- **Stated task**
Find the word "relative" in the material below and gather every line that contains it.

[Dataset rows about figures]
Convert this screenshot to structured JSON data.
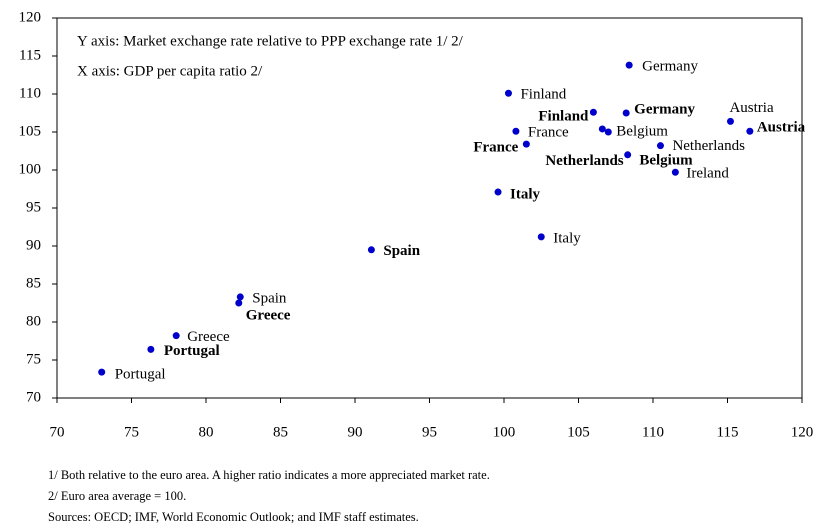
{
  "chart_data": {
    "type": "scatter",
    "annotations": [
      "Y axis: Market exchange rate relative to PPP exchange rate 1/ 2/",
      "X axis: GDP per capita ratio 2/"
    ],
    "notes": [
      "1/ Both relative to the euro area.  A higher ratio indicates a more appreciated market rate.",
      "2/ Euro area average = 100.",
      "Sources: OECD; IMF, World Economic Outlook; and IMF staff estimates."
    ],
    "xlim": [
      70,
      120
    ],
    "xticks": [
      70,
      75,
      80,
      85,
      90,
      95,
      100,
      105,
      110,
      115,
      120
    ],
    "ylim": [
      70,
      120
    ],
    "yticks": [
      70,
      75,
      80,
      85,
      90,
      95,
      100,
      105,
      110,
      115,
      120
    ],
    "color": "#0000cc",
    "points": [
      {
        "label": "Germany",
        "bold": false,
        "x": 108.4,
        "y": 113.8
      },
      {
        "label": "Finland",
        "bold": false,
        "x": 100.3,
        "y": 110.1
      },
      {
        "label": "Finland",
        "bold": true,
        "x": 106.0,
        "y": 107.6
      },
      {
        "label": "Germany",
        "bold": true,
        "x": 108.2,
        "y": 107.5
      },
      {
        "label": "Austria",
        "bold": false,
        "x": 115.2,
        "y": 106.4
      },
      {
        "label": "Austria",
        "bold": true,
        "x": 116.5,
        "y": 105.1
      },
      {
        "label": "France",
        "bold": false,
        "x": 100.8,
        "y": 105.1
      },
      {
        "label": "Belgium",
        "bold": false,
        "x": 107.0,
        "y": 105.0
      },
      {
        "label": "Belgium",
        "bold": true,
        "x": 106.6,
        "y": 105.4
      },
      {
        "label": "France",
        "bold": true,
        "x": 101.5,
        "y": 103.4
      },
      {
        "label": "Netherlands",
        "bold": false,
        "x": 110.5,
        "y": 103.2
      },
      {
        "label": "Ireland",
        "bold": false,
        "x": 111.5,
        "y": 99.7
      },
      {
        "label": "Italy",
        "bold": true,
        "x": 99.6,
        "y": 97.1
      },
      {
        "label": "Italy",
        "bold": false,
        "x": 102.5,
        "y": 91.2
      },
      {
        "label": "Spain",
        "bold": true,
        "x": 91.1,
        "y": 89.5
      },
      {
        "label": "Spain",
        "bold": false,
        "x": 82.3,
        "y": 83.3
      },
      {
        "label": "Greece",
        "bold": true,
        "x": 82.2,
        "y": 82.5
      },
      {
        "label": "Greece",
        "bold": false,
        "x": 78.0,
        "y": 78.2
      },
      {
        "label": "Portugal",
        "bold": true,
        "x": 76.3,
        "y": 76.4
      },
      {
        "label": "Portugal",
        "bold": false,
        "x": 73.0,
        "y": 73.4
      },
      {
        "label": "Netherlands",
        "bold": true,
        "x": 108.3,
        "y": 102.0
      }
    ]
  }
}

- **Response for this exercise**
      "Y axis: Market exchange rate relative to PPP exchange rate 1/ 2/",
      "1/ Both relative to the euro area.  A higher ratio indicates a more appreciated market rate.",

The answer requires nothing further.